→ PROBLEM DETAILS
Reproduce the stretch from "A further possible" through "of this form." in the passage on grooved mixer discs below.

→ READING PASSAGE

***

The scroll faces 7 of the discs 1 and 2 of the mixer of Figures 1 and 2 are each made up of a multiplicity of spiral grooves 8 of short angular extent. However, a single spiral groove of one or more turns may be used instead; the form of a rotor-disc that is grooved with a single, plural-turn spiral groove 14 is illustrated in Figures 5 and 6. Where a plural-turn spiral groove such as the groove 14 is used, the force urging material to the centre is less than where a short-sector pattern of multi-start grooving, like that illustrated in Figure 2, is used. The groove-walls, which are generally outwardly-inclined, are preferably straight in section so as to allow easy flow of material in and out, and the bottom of each groove is preferably rounded for the same purpose. Split mixing may be enhanced by increasing the inclination angle of the groove-walls so that the grooving tends to a U-shape in section, whereas distributive mixing may be enhanced by using less rounded bottoms to the grooves.

[20]

A further possible form of rotor disc is illustrated in Figures 7 and 8. The form in this case is based on a plural-turn spiral groove 17 with outwardly-inclined walls comparable with that of the rotor illustrated in Figures 5 and 6, but has an inclined flat 18 milled into the spiral pattern to leave only two half-turns of the grooving. Distributive mixing is enhanced using rotors of this form.

***

→ RECORD SET
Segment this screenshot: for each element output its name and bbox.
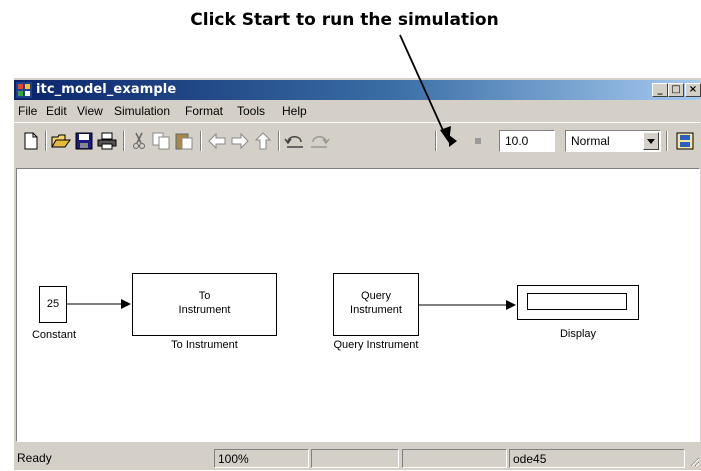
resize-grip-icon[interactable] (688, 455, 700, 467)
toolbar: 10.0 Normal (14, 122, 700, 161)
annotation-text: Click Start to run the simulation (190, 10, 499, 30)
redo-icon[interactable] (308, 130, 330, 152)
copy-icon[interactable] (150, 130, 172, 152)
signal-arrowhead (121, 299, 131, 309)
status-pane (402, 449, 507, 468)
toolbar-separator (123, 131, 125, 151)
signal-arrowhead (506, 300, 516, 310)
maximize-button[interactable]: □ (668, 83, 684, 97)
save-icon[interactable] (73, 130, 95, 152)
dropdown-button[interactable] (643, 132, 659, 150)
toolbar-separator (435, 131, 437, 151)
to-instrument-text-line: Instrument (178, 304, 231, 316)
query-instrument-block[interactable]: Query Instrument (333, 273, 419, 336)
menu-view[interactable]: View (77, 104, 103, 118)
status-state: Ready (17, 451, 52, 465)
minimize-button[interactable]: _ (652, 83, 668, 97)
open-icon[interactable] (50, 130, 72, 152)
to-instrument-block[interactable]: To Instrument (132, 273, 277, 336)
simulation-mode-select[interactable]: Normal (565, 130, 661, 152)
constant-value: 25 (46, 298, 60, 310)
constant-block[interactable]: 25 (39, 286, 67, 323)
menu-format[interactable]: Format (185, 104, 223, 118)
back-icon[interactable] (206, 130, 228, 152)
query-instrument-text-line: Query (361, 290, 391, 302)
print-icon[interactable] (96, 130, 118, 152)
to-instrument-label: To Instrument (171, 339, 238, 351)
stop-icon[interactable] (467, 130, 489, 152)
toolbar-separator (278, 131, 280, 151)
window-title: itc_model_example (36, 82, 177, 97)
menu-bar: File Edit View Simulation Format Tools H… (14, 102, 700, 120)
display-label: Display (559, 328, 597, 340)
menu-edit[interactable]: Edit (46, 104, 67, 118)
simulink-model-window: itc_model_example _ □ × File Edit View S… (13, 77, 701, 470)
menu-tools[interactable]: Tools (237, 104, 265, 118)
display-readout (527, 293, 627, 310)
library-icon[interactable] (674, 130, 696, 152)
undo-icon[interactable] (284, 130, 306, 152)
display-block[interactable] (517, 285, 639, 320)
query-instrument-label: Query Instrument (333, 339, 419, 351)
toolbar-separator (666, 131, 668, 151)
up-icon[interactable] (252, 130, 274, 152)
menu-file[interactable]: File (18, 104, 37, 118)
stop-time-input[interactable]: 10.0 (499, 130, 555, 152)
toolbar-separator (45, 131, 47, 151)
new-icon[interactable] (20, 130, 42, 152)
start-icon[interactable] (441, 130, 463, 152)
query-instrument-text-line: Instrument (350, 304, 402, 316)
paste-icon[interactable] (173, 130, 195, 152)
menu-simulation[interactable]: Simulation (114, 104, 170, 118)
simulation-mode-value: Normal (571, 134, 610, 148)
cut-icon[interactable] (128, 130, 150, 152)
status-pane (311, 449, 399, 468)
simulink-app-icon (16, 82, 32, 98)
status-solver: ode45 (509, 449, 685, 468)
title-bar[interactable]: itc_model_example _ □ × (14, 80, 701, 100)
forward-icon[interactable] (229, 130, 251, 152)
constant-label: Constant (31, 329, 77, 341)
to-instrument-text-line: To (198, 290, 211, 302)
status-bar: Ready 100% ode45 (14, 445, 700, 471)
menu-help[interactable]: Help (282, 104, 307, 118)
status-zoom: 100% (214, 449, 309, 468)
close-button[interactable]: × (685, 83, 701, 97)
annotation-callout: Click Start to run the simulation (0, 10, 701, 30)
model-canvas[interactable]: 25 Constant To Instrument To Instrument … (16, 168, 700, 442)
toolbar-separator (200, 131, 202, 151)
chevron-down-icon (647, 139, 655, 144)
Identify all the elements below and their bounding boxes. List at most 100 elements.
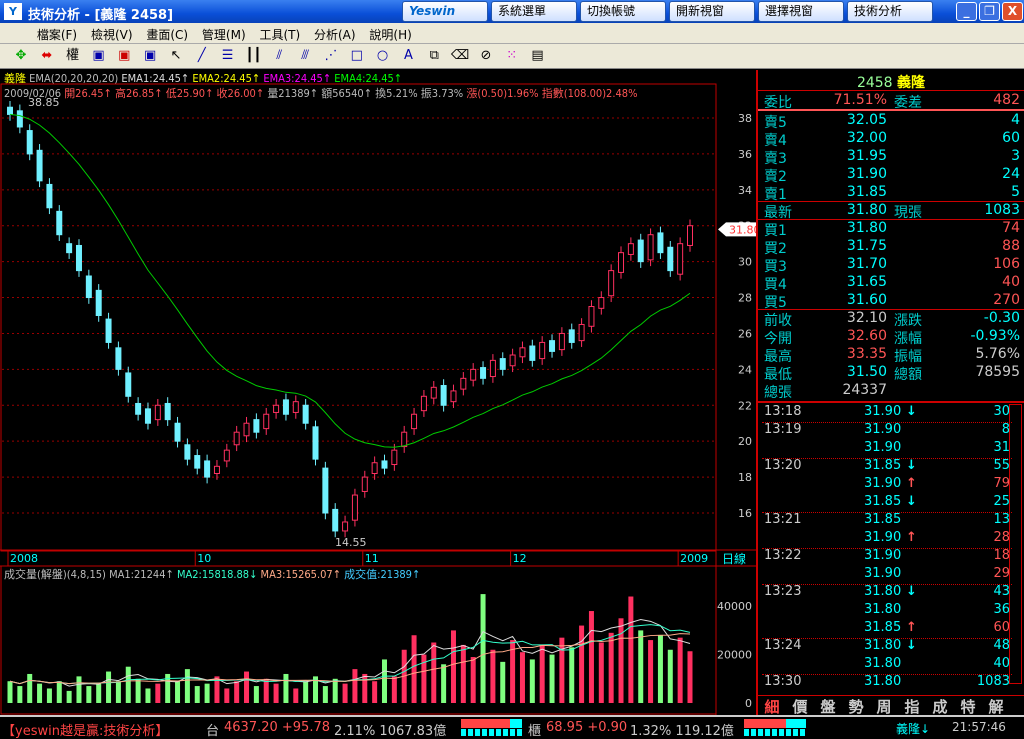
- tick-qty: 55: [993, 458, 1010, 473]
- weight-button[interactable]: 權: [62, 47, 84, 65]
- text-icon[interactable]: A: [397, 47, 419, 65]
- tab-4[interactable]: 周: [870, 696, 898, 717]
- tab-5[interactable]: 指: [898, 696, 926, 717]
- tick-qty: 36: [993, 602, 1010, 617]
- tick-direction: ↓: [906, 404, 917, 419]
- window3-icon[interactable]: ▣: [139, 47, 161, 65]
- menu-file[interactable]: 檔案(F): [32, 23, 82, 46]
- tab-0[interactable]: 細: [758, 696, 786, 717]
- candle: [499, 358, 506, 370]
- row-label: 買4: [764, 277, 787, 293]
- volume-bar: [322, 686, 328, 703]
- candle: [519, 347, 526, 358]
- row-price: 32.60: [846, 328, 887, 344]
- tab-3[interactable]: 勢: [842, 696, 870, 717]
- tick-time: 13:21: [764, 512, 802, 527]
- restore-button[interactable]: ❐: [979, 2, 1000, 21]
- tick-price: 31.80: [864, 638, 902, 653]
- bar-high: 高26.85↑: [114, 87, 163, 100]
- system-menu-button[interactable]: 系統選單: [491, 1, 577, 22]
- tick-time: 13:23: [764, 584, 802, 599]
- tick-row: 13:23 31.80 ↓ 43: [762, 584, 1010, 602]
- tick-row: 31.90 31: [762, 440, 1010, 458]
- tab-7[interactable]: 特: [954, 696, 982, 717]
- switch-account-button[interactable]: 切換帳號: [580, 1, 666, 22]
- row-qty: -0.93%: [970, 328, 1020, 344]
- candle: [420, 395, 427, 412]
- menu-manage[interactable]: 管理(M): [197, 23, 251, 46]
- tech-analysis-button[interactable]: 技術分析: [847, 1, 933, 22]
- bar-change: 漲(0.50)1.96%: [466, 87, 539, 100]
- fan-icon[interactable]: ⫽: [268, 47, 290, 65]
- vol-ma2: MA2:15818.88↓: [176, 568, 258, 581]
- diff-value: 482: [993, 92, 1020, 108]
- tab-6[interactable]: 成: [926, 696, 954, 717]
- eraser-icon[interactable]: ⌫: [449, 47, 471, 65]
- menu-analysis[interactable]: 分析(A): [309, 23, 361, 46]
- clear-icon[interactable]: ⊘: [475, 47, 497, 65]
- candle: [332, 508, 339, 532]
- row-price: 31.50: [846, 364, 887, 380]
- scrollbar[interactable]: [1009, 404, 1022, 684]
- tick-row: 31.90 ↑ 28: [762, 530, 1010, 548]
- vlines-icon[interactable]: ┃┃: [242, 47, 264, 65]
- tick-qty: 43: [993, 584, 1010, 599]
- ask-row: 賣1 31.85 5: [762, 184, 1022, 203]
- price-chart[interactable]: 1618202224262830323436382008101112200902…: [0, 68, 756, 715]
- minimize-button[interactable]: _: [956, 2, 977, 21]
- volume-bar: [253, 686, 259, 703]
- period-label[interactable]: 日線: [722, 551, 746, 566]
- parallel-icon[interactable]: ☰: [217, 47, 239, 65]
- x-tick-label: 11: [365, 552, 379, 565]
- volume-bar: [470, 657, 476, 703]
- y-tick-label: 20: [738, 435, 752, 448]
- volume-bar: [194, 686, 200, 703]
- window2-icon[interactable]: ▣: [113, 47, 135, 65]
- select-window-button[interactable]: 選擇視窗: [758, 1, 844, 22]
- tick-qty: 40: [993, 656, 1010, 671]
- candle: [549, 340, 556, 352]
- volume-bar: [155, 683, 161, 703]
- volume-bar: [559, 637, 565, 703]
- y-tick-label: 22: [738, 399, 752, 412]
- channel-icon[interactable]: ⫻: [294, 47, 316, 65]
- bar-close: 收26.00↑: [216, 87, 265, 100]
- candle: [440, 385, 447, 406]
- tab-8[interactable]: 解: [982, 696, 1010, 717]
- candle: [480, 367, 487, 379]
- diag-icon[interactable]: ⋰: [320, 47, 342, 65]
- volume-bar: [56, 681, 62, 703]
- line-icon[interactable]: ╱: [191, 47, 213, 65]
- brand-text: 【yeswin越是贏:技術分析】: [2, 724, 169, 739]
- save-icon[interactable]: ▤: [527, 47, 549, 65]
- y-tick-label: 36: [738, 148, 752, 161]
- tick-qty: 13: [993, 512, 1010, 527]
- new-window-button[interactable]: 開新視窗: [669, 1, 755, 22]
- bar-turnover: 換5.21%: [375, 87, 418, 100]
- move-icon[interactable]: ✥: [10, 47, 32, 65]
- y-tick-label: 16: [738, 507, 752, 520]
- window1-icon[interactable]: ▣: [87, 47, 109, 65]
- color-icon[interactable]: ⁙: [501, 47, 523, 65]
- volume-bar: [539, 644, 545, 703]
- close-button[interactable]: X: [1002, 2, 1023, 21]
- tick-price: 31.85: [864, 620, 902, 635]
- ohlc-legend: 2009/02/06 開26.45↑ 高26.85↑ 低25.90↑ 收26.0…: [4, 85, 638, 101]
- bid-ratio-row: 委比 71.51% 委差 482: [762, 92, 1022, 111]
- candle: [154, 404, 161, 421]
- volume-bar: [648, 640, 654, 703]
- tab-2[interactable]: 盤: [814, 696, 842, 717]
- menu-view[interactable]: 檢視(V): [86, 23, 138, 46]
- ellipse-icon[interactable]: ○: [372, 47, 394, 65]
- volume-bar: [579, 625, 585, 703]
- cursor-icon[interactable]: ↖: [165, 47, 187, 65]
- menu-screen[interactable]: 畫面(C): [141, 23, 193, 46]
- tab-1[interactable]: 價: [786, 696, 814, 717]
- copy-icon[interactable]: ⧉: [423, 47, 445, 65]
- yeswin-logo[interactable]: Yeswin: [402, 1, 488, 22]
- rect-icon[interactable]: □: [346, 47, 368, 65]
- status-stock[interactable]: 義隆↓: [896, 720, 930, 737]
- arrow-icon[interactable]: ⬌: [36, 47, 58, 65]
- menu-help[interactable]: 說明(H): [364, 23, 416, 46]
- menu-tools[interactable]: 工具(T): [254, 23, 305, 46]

***

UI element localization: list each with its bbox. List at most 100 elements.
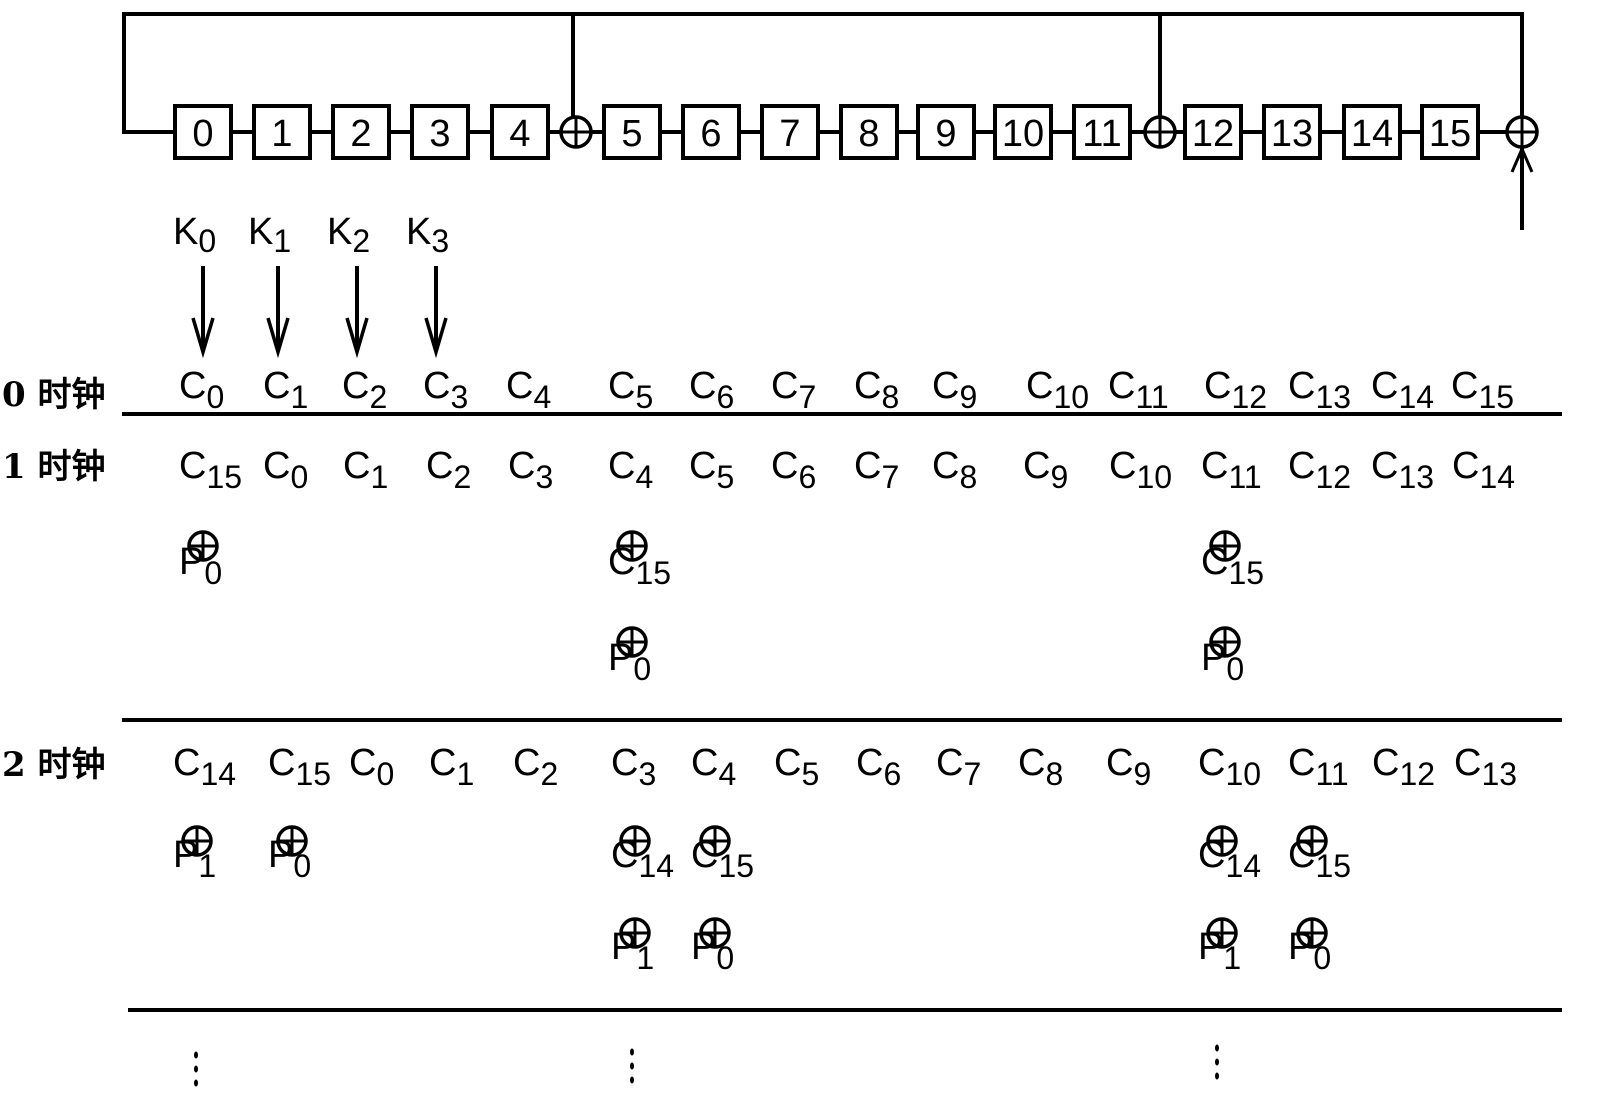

***

→ PROBLEM SOLUTION
A further possible form of rotor disc is illustrated in Figures 7 and 8. The form in this case is based on a plural-turn spiral groove 17 with outwardly-inclined walls comparable with that of the rotor illustrated in Figures 5 and 6, but has an inclined flat 18 milled into the spiral pattern to leave only two half-turns of the grooving. Distributive mixing is enhanced using rotors of this form.